### What to do
Each line that follows should be printed again exactly as it stands.

### Raw records
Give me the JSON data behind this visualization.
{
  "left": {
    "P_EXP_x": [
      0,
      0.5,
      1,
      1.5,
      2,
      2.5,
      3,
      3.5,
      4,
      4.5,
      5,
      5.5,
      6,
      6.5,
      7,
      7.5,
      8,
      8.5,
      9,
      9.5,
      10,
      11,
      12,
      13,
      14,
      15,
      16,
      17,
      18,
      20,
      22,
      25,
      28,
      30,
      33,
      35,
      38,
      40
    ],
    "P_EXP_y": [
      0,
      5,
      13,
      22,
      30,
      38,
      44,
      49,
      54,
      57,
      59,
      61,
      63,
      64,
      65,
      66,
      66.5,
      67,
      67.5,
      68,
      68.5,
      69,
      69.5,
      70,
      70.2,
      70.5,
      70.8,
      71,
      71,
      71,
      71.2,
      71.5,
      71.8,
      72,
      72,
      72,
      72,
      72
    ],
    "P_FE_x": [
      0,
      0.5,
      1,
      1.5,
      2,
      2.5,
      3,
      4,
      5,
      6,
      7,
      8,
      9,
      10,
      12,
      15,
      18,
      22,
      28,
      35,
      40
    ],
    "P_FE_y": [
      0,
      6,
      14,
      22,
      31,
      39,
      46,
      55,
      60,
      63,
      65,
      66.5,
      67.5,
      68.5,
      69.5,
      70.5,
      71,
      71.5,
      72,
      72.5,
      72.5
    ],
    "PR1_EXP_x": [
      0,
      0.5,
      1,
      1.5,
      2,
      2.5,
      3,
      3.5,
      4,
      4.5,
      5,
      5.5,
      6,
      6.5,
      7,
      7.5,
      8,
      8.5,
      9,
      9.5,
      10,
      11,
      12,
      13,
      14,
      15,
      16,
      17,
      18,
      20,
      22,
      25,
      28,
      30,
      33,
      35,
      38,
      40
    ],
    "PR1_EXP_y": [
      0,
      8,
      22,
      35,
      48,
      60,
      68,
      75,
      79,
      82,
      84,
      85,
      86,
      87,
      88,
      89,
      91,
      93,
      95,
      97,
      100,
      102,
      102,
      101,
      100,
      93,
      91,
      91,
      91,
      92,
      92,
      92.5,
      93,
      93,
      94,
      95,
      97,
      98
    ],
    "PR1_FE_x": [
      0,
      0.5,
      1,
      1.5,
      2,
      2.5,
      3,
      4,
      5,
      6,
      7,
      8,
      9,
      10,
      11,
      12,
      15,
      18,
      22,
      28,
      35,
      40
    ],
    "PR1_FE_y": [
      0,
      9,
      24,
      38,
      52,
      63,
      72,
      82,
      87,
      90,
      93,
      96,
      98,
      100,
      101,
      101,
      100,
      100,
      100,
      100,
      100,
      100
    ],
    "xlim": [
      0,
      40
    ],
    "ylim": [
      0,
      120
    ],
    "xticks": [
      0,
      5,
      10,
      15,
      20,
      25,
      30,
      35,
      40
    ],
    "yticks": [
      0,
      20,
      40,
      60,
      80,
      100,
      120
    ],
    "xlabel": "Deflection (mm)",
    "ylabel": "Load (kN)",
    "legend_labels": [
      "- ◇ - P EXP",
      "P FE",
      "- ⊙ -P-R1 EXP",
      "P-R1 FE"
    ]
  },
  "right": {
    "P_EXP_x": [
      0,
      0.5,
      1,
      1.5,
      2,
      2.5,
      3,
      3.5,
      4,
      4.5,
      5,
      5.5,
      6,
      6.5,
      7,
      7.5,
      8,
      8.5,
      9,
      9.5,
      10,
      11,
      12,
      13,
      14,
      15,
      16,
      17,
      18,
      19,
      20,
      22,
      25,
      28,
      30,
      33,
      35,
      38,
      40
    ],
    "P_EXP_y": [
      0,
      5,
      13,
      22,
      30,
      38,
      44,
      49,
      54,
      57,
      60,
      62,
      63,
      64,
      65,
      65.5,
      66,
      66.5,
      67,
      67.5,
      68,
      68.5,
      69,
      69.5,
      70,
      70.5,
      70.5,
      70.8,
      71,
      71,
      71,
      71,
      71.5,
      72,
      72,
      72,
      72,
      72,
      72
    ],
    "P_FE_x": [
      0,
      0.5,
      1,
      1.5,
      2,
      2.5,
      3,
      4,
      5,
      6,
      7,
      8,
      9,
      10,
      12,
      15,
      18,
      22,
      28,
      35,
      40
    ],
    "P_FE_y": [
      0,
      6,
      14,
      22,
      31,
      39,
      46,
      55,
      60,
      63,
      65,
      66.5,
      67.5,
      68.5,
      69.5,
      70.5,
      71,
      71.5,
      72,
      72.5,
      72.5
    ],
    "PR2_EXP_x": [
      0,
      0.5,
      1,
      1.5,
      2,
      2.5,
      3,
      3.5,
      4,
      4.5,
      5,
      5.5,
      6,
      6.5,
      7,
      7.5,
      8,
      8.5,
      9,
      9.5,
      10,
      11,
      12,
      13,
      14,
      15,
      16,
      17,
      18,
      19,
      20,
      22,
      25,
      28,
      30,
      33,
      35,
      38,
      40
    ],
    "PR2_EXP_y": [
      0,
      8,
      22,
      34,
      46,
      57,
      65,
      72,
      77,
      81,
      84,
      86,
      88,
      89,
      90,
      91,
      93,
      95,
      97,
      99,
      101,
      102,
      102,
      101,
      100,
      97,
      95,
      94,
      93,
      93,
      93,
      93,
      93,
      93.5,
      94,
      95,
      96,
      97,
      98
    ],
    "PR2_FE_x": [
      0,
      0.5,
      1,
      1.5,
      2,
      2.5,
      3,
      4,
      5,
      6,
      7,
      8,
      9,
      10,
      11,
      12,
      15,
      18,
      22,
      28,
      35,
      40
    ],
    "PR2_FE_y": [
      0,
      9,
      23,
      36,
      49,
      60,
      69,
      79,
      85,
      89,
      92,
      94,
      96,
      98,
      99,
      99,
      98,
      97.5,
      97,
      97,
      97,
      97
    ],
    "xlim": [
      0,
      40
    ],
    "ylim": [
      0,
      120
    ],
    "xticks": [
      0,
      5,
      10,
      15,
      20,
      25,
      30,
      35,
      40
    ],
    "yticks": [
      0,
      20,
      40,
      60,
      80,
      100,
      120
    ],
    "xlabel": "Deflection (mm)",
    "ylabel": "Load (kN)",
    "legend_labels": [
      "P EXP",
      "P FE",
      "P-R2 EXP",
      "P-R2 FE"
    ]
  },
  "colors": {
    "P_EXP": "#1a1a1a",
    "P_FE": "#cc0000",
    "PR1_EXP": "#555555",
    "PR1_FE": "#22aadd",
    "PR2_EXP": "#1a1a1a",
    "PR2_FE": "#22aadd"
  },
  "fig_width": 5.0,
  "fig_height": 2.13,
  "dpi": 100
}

### Solution to this problem
Give me the JSON data behind this visualization.
{
  "left": {
    "P_EXP_x": [
      0,
      0.5,
      1,
      1.5,
      2,
      2.5,
      3,
      3.5,
      4,
      4.5,
      5,
      5.5,
      6,
      6.5,
      7,
      7.5,
      8,
      8.5,
      9,
      9.5,
      10,
      11,
      12,
      13,
      14,
      15,
      16,
      17,
      18,
      20,
      22,
      25,
      28,
      30,
      33,
      35,
      38,
      40
    ],
    "P_EXP_y": [
      0,
      5,
      13,
      22,
      30,
      38,
      44,
      49,
      54,
      57,
      59,
      61,
      63,
      64,
      65,
      66,
      66.5,
      67,
      67.5,
      68,
      68.5,
      69,
      69.5,
      70,
      70.2,
      70.5,
      70.8,
      71,
      71,
      71,
      71.2,
      71.5,
      71.8,
      72,
      72,
      72,
      72,
      72
    ],
    "P_FE_x": [
      0,
      0.5,
      1,
      1.5,
      2,
      2.5,
      3,
      4,
      5,
      6,
      7,
      8,
      9,
      10,
      12,
      15,
      18,
      22,
      28,
      35,
      40
    ],
    "P_FE_y": [
      0,
      6,
      14,
      22,
      31,
      39,
      46,
      55,
      60,
      63,
      65,
      66.5,
      67.5,
      68.5,
      69.5,
      70.5,
      71,
      71.5,
      72,
      72.5,
      72.5
    ],
    "PR1_EXP_x": [
      0,
      0.5,
      1,
      1.5,
      2,
      2.5,
      3,
      3.5,
      4,
      4.5,
      5,
      5.5,
      6,
      6.5,
      7,
      7.5,
      8,
      8.5,
      9,
      9.5,
      10,
      11,
      12,
      13,
      14,
      15,
      16,
      17,
      18,
      20,
      22,
      25,
      28,
      30,
      33,
      35,
      38,
      40
    ],
    "PR1_EXP_y": [
      0,
      8,
      22,
      35,
      48,
      60,
      68,
      75,
      79,
      82,
      84,
      85,
      86,
      87,
      88,
      89,
      91,
      93,
      95,
      97,
      100,
      102,
      102,
      101,
      100,
      93,
      91,
      91,
      91,
      92,
      92,
      92.5,
      93,
      93,
      94,
      95,
      97,
      98
    ],
    "PR1_FE_x": [
      0,
      0.5,
      1,
      1.5,
      2,
      2.5,
      3,
      4,
      5,
      6,
      7,
      8,
      9,
      10,
      11,
      12,
      15,
      18,
      22,
      28,
      35,
      40
    ],
    "PR1_FE_y": [
      0,
      9,
      24,
      38,
      52,
      63,
      72,
      82,
      87,
      90,
      93,
      96,
      98,
      100,
      101,
      101,
      100,
      100,
      100,
      100,
      100,
      100
    ],
    "xlim": [
      0,
      40
    ],
    "ylim": [
      0,
      120
    ],
    "xticks": [
      0,
      5,
      10,
      15,
      20,
      25,
      30,
      35,
      40
    ],
    "yticks": [
      0,
      20,
      40,
      60,
      80,
      100,
      120
    ],
    "xlabel": "Deflection (mm)",
    "ylabel": "Load (kN)",
    "legend_labels": [
      "- ◇ - P EXP",
      "P FE",
      "- ⊙ -P-R1 EXP",
      "P-R1 FE"
    ]
  },
  "right": {
    "P_EXP_x": [
      0,
      0.5,
      1,
      1.5,
      2,
      2.5,
      3,
      3.5,
      4,
      4.5,
      5,
      5.5,
      6,
      6.5,
      7,
      7.5,
      8,
      8.5,
      9,
      9.5,
      10,
      11,
      12,
      13,
      14,
      15,
      16,
      17,
      18,
      19,
      20,
      22,
      25,
      28,
      30,
      33,
      35,
      38,
      40
    ],
    "P_EXP_y": [
      0,
      5,
      13,
      22,
      30,
      38,
      44,
      49,
      54,
      57,
      60,
      62,
      63,
      64,
      65,
      65.5,
      66,
      66.5,
      67,
      67.5,
      68,
      68.5,
      69,
      69.5,
      70,
      70.5,
      70.5,
      70.8,
      71,
      71,
      71,
      71,
      71.5,
      72,
      72,
      72,
      72,
      72,
      72
    ],
    "P_FE_x": [
      0,
      0.5,
      1,
      1.5,
      2,
      2.5,
      3,
      4,
      5,
      6,
      7,
      8,
      9,
      10,
      12,
      15,
      18,
      22,
      28,
      35,
      40
    ],
    "P_FE_y": [
      0,
      6,
      14,
      22,
      31,
      39,
      46,
      55,
      60,
      63,
      65,
      66.5,
      67.5,
      68.5,
      69.5,
      70.5,
      71,
      71.5,
      72,
      72.5,
      72.5
    ],
    "PR2_EXP_x": [
      0,
      0.5,
      1,
      1.5,
      2,
      2.5,
      3,
      3.5,
      4,
      4.5,
      5,
      5.5,
      6,
      6.5,
      7,
      7.5,
      8,
      8.5,
      9,
      9.5,
      10,
      11,
      12,
      13,
      14,
      15,
      16,
      17,
      18,
      19,
      20,
      22,
      25,
      28,
      30,
      33,
      35,
      38,
      40
    ],
    "PR2_EXP_y": [
      0,
      8,
      22,
      34,
      46,
      57,
      65,
      72,
      77,
      81,
      84,
      86,
      88,
      89,
      90,
      91,
      93,
      95,
      97,
      99,
      101,
      102,
      102,
      101,
      100,
      97,
      95,
      94,
      93,
      93,
      93,
      93,
      93,
      93.5,
      94,
      95,
      96,
      97,
      98
    ],
    "PR2_FE_x": [
      0,
      0.5,
      1,
      1.5,
      2,
      2.5,
      3,
      4,
      5,
      6,
      7,
      8,
      9,
      10,
      11,
      12,
      15,
      18,
      22,
      28,
      35,
      40
    ],
    "PR2_FE_y": [
      0,
      9,
      23,
      36,
      49,
      60,
      69,
      79,
      85,
      89,
      92,
      94,
      96,
      98,
      99,
      99,
      98,
      97.5,
      97,
      97,
      97,
      97
    ],
    "xlim": [
      0,
      40
    ],
    "ylim": [
      0,
      120
    ],
    "xticks": [
      0,
      5,
      10,
      15,
      20,
      25,
      30,
      35,
      40
    ],
    "yticks": [
      0,
      20,
      40,
      60,
      80,
      100,
      120
    ],
    "xlabel": "Deflection (mm)",
    "ylabel": "Load (kN)",
    "legend_labels": [
      "P EXP",
      "P FE",
      "P-R2 EXP",
      "P-R2 FE"
    ]
  },
  "colors": {
    "P_EXP": "#1a1a1a",
    "P_FE": "#cc0000",
    "PR1_EXP": "#555555",
    "PR1_FE": "#22aadd",
    "PR2_EXP": "#1a1a1a",
    "PR2_FE": "#22aadd"
  },
  "fig_width": 5.0,
  "fig_height": 2.13,
  "dpi": 100
}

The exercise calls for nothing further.